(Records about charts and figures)
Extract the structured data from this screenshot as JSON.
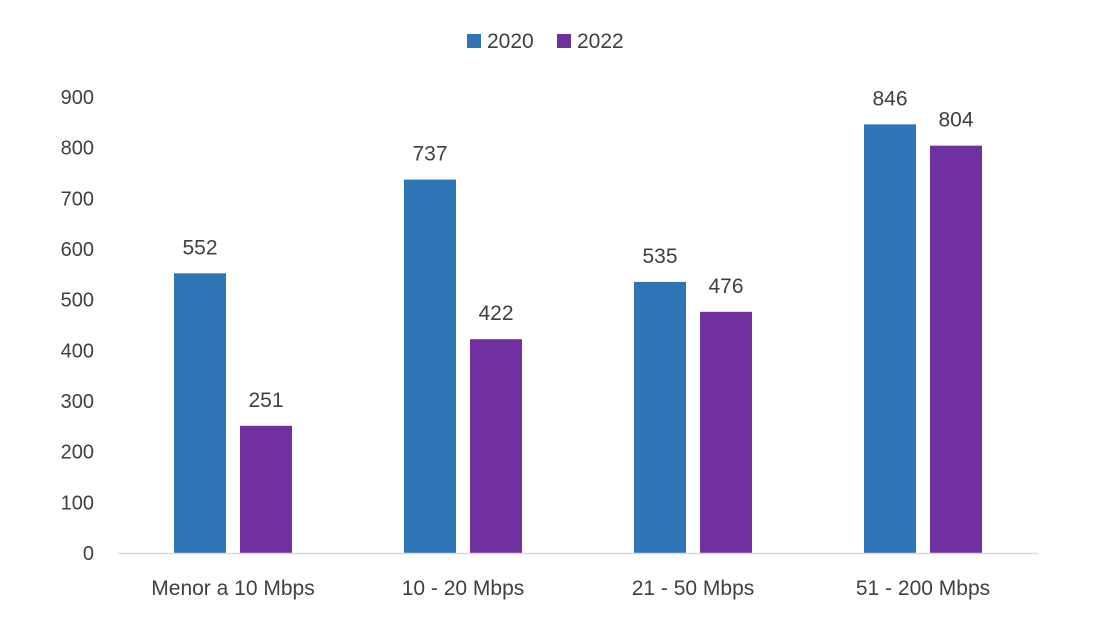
{
  "chart_data": {
    "type": "bar",
    "categories": [
      "Menor a 10 Mbps",
      "10 - 20 Mbps",
      "21 - 50 Mbps",
      "51 - 200 Mbps"
    ],
    "series": [
      {
        "name": "2020",
        "color": "#2E75B6",
        "values": [
          552,
          737,
          535,
          846
        ]
      },
      {
        "name": "2022",
        "color": "#7030A0",
        "values": [
          251,
          422,
          476,
          804
        ]
      }
    ],
    "ylim": [
      0,
      900
    ],
    "yticks": [
      0,
      100,
      200,
      300,
      400,
      500,
      600,
      700,
      800,
      900
    ],
    "grid": false,
    "legend": "top-center",
    "data_labels": true
  }
}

### What you should do
Reproduce the listing exactly. Leave its pictures out.

### Full solution
Extract the structured data from this screenshot as JSON.
{
  "chart_data": {
    "type": "bar",
    "categories": [
      "Menor a 10 Mbps",
      "10 - 20 Mbps",
      "21 - 50 Mbps",
      "51 - 200 Mbps"
    ],
    "series": [
      {
        "name": "2020",
        "color": "#2E75B6",
        "values": [
          552,
          737,
          535,
          846
        ]
      },
      {
        "name": "2022",
        "color": "#7030A0",
        "values": [
          251,
          422,
          476,
          804
        ]
      }
    ],
    "ylim": [
      0,
      900
    ],
    "yticks": [
      0,
      100,
      200,
      300,
      400,
      500,
      600,
      700,
      800,
      900
    ],
    "grid": false,
    "legend": "top-center",
    "data_labels": true
  }
}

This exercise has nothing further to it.